Restate the whole listing exactly.

#### Supplied records ####

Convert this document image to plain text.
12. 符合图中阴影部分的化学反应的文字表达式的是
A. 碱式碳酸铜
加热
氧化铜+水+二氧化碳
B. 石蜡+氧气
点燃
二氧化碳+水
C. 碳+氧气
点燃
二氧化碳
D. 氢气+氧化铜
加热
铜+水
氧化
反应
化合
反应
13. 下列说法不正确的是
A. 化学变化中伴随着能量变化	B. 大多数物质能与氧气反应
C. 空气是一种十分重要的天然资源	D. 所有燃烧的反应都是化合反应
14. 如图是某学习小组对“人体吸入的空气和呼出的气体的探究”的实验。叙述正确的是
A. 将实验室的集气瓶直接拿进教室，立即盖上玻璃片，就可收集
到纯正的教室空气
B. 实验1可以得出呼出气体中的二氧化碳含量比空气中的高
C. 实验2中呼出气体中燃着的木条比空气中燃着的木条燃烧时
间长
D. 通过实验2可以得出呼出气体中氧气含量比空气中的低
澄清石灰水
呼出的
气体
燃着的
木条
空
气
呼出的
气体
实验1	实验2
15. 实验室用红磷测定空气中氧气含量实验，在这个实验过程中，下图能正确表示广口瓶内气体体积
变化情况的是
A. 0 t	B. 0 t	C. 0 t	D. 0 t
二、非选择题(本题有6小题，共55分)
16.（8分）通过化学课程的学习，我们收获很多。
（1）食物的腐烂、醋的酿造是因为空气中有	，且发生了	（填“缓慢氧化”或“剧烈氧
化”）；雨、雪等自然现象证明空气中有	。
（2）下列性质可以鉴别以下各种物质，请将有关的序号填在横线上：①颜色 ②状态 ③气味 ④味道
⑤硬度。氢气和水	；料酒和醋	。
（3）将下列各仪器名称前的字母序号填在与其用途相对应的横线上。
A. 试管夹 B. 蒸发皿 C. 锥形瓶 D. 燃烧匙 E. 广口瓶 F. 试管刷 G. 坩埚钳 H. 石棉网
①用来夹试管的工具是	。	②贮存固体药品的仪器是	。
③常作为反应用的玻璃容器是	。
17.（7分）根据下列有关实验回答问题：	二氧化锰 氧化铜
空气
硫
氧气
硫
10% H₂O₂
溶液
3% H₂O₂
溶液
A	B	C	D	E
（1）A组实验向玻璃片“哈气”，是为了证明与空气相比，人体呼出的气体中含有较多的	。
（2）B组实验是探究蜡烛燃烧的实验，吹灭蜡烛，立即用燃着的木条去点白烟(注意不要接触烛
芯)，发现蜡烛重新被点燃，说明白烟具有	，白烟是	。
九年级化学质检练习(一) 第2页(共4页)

####

### Output for this exercise
Convert this document image to plain text.
12. 符合图中阴影部分的化学反应的文字表达式的是
A. 碱式碳酸铜
加热
氧化铜+水+二氧化碳
B. 石蜡+氧气
点燃
二氧化碳+水
C. 碳+氧气
点燃
二氧化碳
D. 氢气+氧化铜
加热
铜+水
氧化
反应
化合
反应
13. 下列说法不正确的是
A. 化学变化中伴随着能量变化	B. 大多数物质能与氧气反应
C. 空气是一种十分重要的天然资源	D. 所有燃烧的反应都是化合反应
14. 如图是某学习小组对“人体吸入的空气和呼出的气体的探究”的实验。叙述正确的是
A. 将实验室的集气瓶直接拿进教室，立即盖上玻璃片，就可收集
到纯正的教室空气
B. 实验1可以得出呼出气体中的二氧化碳含量比空气中的高
C. 实验2中呼出气体中燃着的木条比空气中燃着的木条燃烧时
间长
D. 通过实验2可以得出呼出气体中氧气含量比空气中的低
澄清石灰水
呼出的
气体
燃着的
木条
空
气
呼出的
气体
实验1	实验2
15. 实验室用红磷测定空气中氧气含量实验，在这个实验过程中，下图能正确表示广口瓶内气体体积
变化情况的是
A. 0 t	B. 0 t	C. 0 t	D. 0 t
二、非选择题(本题有6小题，共55分)
16.（8分）通过化学课程的学习，我们收获很多。
（1）食物的腐烂、醋的酿造是因为空气中有	，且发生了	（填“缓慢氧化”或“剧烈氧
化”）；雨、雪等自然现象证明空气中有	。
（2）下列性质可以鉴别以下各种物质，请将有关的序号填在横线上：①颜色 ②状态 ③气味 ④味道
⑤硬度。氢气和水	；料酒和醋	。
（3）将下列各仪器名称前的字母序号填在与其用途相对应的横线上。
A. 试管夹 B. 蒸发皿 C. 锥形瓶 D. 燃烧匙 E. 广口瓶 F. 试管刷 G. 坩埚钳 H. 石棉网
①用来夹试管的工具是	。	②贮存固体药品的仪器是	。
③常作为反应用的玻璃容器是	。
17.（7分）根据下列有关实验回答问题：	二氧化锰 氧化铜
空气
硫
氧气
硫
10% H₂O₂
溶液
3% H₂O₂
溶液
A	B	C	D	E
（1）A组实验向玻璃片“哈气”，是为了证明与空气相比，人体呼出的气体中含有较多的	。
（2）B组实验是探究蜡烛燃烧的实验，吹灭蜡烛，立即用燃着的木条去点白烟(注意不要接触烛
芯)，发现蜡烛重新被点燃，说明白烟具有	，白烟是	。
九年级化学质检练习(一) 第2页(共4页)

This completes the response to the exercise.